What you will do: In the data below, find every line with the string "Основное" and pull it out.

(Records)
====================
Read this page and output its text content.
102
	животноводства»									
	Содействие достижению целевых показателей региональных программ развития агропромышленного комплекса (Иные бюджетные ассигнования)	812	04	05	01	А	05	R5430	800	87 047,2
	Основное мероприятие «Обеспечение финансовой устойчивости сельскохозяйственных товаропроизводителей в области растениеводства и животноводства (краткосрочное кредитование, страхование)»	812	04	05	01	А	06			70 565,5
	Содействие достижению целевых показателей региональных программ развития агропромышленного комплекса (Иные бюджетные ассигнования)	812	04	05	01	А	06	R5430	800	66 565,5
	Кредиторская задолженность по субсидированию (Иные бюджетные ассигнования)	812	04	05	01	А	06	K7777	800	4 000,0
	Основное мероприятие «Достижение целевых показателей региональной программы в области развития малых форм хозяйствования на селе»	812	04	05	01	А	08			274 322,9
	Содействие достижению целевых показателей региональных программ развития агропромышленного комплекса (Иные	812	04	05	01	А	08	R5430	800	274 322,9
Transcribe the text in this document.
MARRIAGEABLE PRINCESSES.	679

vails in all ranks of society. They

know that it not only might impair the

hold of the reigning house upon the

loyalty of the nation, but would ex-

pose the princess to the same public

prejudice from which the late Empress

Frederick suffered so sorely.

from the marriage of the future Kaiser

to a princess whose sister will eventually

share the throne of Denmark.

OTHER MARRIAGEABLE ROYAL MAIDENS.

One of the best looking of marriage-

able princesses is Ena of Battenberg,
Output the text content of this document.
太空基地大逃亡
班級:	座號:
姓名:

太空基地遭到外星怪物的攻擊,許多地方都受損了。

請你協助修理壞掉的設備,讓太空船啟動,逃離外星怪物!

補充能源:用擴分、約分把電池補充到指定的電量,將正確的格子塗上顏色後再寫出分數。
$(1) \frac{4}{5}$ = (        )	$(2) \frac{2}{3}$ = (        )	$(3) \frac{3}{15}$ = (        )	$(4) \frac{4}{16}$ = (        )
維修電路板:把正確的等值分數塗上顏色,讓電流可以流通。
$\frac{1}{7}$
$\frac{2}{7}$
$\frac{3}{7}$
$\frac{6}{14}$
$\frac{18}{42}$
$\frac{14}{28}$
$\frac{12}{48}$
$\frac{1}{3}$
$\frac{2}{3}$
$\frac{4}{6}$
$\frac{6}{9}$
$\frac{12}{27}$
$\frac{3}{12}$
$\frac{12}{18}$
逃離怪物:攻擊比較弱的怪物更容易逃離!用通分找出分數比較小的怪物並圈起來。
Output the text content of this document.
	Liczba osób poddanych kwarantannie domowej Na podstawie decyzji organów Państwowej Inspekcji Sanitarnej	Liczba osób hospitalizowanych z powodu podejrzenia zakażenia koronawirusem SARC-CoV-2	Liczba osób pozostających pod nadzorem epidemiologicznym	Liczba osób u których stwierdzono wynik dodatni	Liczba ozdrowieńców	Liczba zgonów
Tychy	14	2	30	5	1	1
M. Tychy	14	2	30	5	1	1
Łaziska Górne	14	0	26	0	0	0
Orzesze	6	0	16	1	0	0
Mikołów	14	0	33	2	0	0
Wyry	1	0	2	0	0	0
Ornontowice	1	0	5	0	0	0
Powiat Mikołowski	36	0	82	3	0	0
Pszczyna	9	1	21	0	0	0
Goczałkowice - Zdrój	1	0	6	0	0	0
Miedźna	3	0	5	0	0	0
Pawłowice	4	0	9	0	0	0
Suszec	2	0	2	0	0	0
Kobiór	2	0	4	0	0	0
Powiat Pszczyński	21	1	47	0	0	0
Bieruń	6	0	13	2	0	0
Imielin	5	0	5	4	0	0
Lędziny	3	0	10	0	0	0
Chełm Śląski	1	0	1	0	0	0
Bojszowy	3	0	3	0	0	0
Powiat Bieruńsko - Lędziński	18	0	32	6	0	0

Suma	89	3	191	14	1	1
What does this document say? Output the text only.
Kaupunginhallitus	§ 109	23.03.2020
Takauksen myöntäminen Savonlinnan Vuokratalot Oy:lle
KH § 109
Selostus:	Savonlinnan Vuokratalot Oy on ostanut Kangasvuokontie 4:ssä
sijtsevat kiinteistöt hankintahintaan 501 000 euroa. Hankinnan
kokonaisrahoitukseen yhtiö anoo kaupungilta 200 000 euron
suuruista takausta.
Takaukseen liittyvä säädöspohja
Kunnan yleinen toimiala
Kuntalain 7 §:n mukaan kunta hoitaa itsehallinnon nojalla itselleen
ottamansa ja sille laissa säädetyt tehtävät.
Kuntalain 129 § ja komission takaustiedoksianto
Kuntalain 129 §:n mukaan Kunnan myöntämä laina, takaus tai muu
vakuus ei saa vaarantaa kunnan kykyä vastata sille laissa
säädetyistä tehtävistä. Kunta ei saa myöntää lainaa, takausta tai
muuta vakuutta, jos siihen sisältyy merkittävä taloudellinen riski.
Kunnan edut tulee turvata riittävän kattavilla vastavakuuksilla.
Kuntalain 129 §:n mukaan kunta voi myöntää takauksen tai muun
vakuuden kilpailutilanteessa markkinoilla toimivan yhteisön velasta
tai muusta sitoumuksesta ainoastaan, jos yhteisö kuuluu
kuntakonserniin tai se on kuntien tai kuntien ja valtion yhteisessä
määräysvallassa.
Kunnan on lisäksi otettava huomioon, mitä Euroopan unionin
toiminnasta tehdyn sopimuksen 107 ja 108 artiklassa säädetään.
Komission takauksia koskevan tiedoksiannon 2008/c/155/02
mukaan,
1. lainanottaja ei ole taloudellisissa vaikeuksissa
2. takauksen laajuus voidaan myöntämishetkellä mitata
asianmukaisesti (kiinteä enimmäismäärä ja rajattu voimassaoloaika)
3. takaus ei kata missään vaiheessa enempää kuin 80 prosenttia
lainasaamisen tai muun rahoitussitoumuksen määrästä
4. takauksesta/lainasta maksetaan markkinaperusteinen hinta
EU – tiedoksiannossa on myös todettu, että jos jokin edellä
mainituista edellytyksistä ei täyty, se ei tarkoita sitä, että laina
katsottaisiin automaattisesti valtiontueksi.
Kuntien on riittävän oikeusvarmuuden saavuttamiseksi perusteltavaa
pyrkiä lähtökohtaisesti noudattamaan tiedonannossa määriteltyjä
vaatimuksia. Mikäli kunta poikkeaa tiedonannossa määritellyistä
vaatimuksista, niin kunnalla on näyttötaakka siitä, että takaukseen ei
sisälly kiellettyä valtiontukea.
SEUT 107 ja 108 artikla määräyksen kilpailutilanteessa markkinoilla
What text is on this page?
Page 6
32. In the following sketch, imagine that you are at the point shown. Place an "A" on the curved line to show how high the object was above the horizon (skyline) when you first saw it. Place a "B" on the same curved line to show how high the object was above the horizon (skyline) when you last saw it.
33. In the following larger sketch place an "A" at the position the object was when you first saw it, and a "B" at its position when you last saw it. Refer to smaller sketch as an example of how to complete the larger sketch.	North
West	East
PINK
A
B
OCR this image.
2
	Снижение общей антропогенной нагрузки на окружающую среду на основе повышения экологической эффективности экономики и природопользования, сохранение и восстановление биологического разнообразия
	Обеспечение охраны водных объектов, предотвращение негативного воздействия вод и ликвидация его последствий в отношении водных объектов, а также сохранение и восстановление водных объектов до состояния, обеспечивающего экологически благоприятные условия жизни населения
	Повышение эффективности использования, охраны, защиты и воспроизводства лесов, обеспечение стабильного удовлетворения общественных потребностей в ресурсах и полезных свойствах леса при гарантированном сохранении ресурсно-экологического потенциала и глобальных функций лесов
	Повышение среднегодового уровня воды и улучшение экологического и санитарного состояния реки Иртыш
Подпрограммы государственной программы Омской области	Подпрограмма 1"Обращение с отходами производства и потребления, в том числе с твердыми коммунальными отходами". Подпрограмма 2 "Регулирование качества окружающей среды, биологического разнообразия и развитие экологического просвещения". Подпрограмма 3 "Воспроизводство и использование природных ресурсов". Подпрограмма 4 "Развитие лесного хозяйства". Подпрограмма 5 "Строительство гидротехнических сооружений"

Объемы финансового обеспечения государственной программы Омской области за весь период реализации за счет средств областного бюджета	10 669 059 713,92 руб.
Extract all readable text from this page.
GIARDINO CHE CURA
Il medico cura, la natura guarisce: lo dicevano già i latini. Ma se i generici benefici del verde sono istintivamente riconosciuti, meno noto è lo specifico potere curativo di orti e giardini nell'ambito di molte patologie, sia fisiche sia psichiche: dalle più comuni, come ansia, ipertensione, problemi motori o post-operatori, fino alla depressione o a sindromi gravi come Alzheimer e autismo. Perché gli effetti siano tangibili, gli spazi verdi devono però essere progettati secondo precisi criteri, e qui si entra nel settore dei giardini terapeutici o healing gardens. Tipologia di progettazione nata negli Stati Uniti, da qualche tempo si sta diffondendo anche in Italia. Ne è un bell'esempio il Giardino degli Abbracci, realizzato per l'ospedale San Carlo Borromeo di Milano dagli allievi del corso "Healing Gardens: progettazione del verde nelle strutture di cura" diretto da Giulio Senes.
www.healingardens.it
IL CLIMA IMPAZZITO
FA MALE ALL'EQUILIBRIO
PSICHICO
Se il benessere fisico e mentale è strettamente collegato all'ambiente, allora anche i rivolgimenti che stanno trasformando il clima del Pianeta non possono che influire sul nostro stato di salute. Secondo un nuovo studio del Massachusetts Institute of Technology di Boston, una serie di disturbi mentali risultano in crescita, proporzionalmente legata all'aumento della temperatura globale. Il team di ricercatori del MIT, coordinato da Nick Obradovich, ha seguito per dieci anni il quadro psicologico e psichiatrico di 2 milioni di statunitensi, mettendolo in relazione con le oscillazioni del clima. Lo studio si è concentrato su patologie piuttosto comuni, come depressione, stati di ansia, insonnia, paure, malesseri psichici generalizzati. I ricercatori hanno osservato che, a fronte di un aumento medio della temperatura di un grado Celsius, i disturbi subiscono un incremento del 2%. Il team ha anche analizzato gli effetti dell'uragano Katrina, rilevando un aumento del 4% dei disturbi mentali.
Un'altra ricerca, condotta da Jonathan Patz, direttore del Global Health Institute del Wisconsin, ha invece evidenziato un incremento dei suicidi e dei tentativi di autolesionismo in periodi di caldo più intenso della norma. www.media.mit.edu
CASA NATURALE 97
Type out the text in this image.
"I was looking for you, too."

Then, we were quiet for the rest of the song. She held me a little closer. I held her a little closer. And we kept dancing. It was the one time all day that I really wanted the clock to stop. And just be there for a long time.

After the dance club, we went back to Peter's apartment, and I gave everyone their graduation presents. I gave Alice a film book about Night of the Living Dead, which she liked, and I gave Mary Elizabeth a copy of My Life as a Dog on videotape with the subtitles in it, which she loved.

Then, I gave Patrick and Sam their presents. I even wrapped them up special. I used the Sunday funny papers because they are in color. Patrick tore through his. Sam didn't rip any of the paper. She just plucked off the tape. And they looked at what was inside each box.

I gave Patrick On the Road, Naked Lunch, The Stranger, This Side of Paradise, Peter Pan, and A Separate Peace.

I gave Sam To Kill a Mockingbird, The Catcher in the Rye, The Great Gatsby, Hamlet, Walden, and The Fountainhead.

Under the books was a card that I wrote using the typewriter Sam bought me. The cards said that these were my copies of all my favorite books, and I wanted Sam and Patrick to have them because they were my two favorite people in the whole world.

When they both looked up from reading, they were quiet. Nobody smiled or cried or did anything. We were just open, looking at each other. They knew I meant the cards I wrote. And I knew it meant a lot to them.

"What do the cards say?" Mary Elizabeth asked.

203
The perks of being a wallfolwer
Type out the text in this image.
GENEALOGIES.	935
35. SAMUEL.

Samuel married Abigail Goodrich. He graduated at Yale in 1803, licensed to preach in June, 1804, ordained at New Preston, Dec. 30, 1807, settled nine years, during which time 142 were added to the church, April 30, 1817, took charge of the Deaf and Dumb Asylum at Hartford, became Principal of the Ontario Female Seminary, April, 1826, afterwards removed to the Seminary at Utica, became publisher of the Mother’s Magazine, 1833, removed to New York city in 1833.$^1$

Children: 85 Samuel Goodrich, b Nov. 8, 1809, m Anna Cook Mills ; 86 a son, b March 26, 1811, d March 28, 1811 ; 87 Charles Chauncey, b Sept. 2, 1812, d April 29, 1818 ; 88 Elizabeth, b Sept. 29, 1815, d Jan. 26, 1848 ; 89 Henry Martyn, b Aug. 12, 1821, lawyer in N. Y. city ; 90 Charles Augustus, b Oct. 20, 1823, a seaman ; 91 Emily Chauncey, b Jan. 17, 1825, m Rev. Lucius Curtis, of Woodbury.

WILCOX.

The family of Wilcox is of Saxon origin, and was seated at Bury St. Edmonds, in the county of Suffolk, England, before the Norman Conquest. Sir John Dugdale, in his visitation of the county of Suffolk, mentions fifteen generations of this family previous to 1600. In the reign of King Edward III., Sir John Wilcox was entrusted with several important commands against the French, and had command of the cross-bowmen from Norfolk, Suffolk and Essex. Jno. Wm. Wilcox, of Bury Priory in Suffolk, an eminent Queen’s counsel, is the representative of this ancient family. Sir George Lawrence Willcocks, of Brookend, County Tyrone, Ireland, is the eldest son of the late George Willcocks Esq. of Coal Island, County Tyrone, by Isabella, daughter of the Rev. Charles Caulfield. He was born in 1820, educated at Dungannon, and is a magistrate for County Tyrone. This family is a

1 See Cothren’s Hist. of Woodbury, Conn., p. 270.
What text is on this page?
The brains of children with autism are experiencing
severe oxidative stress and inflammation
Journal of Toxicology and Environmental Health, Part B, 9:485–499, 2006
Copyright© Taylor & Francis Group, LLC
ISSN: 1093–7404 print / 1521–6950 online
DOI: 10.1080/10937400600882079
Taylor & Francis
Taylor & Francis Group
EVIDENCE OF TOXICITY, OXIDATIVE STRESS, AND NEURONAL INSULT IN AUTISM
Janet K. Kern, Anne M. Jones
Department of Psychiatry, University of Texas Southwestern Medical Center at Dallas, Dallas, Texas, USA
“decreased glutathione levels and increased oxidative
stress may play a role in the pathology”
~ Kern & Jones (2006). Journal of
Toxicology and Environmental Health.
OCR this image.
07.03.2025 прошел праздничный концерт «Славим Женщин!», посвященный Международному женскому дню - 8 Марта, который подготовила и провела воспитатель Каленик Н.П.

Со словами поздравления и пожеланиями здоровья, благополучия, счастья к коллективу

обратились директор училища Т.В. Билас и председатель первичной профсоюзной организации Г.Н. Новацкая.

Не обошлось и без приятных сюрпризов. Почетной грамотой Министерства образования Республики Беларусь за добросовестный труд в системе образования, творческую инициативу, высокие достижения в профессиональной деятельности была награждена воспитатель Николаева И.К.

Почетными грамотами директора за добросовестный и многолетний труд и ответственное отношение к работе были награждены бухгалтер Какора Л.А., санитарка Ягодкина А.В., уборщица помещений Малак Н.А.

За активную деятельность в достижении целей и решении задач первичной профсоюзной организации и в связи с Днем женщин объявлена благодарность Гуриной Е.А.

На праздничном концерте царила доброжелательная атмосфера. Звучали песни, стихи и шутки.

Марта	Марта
====================
Response below:
	Основное мероприятие «Обеспечение финансовой устойчивости сельскохозяйственных товаропроизводителей в области растениеводства и животноводства (краткосрочное кредитование, страхование)»	812	04	05	01	А	06			70 565,5
	Основное мероприятие «Достижение целевых показателей региональной программы в области развития малых форм хозяйствования на селе»	812	04	05	01	А	08			274 322,9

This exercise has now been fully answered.